Stored records:
_ _ _ _ _

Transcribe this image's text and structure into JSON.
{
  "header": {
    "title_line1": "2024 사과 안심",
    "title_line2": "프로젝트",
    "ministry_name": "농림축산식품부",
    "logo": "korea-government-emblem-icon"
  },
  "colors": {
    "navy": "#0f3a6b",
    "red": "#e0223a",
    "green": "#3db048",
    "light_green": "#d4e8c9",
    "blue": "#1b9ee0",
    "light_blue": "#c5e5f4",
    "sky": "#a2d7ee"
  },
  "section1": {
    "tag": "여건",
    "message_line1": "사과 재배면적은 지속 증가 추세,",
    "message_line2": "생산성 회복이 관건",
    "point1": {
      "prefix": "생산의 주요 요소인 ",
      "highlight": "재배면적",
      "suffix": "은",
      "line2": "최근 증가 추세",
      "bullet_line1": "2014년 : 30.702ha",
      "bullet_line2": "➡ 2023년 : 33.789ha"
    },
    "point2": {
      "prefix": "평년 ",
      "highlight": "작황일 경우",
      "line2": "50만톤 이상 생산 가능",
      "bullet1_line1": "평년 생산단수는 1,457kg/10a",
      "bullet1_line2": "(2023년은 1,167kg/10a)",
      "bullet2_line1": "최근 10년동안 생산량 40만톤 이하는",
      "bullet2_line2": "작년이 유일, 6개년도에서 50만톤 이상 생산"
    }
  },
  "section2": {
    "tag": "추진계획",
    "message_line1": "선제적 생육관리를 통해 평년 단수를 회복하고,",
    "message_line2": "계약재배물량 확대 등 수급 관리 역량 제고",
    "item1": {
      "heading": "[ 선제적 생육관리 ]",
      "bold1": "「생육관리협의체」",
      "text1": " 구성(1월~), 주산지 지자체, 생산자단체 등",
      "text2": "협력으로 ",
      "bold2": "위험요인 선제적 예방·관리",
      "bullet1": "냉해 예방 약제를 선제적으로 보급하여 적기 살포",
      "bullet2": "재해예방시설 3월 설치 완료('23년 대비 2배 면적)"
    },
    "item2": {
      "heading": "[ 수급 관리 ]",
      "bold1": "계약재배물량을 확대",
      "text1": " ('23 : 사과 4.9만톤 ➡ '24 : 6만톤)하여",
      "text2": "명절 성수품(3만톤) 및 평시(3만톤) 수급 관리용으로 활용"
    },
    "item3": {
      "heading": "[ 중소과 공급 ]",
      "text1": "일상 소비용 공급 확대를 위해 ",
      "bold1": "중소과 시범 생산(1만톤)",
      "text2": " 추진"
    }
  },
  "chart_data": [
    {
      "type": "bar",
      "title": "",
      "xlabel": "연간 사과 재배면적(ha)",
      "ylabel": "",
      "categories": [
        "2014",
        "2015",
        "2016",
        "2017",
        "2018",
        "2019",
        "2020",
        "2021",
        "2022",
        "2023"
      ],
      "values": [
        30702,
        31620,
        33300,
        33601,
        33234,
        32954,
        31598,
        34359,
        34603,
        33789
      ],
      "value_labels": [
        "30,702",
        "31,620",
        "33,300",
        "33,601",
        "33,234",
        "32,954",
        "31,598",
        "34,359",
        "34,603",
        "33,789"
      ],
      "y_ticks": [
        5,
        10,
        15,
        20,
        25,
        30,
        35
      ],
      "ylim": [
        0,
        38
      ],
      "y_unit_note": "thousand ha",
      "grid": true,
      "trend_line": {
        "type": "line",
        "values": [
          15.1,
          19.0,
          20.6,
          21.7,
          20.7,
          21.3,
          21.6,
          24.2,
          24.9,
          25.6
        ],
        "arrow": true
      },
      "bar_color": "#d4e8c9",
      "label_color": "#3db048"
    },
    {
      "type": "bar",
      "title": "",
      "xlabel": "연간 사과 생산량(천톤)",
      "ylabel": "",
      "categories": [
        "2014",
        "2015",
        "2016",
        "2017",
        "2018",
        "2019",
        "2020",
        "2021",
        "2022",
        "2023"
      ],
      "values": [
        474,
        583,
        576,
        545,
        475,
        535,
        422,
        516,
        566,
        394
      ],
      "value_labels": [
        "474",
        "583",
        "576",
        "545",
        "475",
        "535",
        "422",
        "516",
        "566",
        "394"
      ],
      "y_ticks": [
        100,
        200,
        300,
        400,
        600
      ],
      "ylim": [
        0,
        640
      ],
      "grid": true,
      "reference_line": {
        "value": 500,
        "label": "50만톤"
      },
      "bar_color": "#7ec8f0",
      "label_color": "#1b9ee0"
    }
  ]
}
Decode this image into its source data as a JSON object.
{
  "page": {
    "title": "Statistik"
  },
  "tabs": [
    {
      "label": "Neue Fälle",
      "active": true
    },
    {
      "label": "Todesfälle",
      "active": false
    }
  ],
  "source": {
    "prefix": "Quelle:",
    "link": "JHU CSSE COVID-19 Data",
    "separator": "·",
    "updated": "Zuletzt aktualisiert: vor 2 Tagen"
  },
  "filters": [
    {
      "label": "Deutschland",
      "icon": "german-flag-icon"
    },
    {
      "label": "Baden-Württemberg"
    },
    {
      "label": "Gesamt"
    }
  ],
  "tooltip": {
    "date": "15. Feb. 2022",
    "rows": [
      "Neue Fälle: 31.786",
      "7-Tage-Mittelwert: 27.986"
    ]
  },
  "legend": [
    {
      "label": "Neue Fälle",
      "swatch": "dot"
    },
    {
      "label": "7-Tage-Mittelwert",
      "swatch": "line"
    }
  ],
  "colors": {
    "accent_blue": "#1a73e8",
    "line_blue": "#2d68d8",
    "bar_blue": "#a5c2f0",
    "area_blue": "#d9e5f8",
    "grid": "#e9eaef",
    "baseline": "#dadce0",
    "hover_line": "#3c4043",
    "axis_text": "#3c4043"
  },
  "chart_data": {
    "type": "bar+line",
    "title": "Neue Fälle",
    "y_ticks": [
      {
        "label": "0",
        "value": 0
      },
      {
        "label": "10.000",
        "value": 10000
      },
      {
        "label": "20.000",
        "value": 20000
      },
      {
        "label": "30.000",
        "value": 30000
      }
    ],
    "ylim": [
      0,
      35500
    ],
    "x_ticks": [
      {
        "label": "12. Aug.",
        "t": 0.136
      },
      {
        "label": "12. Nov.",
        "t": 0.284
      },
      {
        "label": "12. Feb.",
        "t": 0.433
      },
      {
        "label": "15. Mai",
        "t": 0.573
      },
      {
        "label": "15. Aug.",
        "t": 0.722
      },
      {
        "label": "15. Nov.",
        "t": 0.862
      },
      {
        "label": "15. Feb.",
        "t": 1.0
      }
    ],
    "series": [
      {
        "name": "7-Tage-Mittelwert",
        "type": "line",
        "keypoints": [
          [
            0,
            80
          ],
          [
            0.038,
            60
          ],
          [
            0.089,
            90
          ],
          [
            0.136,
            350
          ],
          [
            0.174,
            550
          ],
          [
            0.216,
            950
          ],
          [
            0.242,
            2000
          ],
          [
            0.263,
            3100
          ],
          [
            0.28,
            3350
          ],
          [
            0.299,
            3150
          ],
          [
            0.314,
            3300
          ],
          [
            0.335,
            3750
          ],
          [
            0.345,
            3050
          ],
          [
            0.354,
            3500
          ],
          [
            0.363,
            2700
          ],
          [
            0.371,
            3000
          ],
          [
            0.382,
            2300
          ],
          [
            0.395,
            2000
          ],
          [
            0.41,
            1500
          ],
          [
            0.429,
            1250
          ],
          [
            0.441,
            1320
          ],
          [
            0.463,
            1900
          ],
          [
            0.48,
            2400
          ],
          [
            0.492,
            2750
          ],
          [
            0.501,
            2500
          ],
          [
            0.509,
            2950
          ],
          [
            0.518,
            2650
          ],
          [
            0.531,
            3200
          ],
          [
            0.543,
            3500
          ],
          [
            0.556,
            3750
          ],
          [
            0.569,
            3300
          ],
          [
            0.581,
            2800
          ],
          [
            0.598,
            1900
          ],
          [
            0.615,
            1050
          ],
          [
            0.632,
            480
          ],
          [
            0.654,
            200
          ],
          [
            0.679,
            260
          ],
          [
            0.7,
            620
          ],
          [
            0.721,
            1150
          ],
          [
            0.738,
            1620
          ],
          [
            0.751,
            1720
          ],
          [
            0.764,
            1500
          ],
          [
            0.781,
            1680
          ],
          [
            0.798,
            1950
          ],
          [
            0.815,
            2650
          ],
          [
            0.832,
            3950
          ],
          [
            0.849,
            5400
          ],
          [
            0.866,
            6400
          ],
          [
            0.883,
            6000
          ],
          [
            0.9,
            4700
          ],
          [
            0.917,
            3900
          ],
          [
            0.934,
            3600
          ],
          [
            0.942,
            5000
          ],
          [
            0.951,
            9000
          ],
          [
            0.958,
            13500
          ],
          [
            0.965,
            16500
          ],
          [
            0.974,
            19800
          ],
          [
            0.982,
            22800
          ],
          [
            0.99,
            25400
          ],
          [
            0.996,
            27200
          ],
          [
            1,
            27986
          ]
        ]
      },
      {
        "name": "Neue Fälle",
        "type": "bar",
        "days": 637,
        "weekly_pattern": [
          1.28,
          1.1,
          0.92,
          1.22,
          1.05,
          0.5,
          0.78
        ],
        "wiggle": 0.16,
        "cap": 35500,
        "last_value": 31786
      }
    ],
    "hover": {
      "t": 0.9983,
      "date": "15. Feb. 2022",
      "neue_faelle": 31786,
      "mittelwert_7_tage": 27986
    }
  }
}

_ _ _ _ _

▶ _Written problem_: Only a number is wanted: how many lines contain "source"?

▶ _Result for this exercise_: 2